▸ Work instructions: Go over the records and copy every line with the string "screenshot".

(Records excerpted from a collection)

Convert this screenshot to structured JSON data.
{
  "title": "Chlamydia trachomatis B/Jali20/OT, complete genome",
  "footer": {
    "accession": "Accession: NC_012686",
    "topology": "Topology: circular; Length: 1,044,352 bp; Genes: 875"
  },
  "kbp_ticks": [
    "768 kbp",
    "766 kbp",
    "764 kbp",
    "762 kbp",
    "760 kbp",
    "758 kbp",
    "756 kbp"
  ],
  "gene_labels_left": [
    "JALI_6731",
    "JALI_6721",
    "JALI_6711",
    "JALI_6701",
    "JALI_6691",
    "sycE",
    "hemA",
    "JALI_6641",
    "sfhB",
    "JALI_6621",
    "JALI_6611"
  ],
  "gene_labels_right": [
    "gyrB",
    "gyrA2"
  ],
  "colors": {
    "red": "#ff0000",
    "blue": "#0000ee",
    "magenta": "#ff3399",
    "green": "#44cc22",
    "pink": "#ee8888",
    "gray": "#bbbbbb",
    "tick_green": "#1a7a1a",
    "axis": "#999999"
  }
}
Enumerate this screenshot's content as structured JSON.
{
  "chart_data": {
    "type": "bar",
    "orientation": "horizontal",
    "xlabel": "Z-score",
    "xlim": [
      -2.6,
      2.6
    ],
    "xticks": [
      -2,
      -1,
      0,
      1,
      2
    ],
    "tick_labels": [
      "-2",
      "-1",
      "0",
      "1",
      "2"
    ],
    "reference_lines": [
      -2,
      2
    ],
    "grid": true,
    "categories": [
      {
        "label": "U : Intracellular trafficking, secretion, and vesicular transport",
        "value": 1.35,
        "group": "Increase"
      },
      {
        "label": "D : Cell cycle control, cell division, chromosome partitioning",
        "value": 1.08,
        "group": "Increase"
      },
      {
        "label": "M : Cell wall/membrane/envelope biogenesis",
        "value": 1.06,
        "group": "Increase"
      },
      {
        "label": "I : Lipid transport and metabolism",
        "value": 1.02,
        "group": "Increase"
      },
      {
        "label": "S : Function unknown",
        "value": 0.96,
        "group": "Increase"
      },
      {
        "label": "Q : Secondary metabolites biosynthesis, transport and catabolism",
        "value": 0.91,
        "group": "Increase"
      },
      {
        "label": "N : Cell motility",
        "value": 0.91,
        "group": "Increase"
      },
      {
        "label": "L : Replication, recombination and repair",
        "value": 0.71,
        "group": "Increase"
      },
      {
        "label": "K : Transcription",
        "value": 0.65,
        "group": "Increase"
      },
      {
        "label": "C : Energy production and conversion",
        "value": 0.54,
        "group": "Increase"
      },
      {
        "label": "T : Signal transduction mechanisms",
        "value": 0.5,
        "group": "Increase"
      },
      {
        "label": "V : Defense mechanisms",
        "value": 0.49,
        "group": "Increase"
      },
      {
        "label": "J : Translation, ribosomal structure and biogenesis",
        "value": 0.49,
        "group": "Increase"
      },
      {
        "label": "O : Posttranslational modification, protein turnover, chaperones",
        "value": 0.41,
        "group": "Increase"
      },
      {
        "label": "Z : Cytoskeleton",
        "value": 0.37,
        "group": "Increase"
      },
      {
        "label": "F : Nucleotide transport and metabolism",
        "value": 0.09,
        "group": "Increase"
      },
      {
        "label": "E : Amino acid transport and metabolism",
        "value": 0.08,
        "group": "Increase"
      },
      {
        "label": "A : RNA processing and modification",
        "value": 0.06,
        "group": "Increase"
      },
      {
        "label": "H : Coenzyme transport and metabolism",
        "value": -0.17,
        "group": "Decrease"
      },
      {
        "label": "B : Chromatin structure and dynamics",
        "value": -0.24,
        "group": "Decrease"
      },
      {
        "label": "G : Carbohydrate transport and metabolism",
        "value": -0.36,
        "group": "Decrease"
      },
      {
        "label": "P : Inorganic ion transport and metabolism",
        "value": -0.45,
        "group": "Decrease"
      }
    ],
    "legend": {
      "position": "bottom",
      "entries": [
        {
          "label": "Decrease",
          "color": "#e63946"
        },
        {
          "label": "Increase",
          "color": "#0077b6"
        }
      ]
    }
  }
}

▸ Result of the task:
Convert this screenshot to structured JSON data.
Enumerate this screenshot's content as structured JSON.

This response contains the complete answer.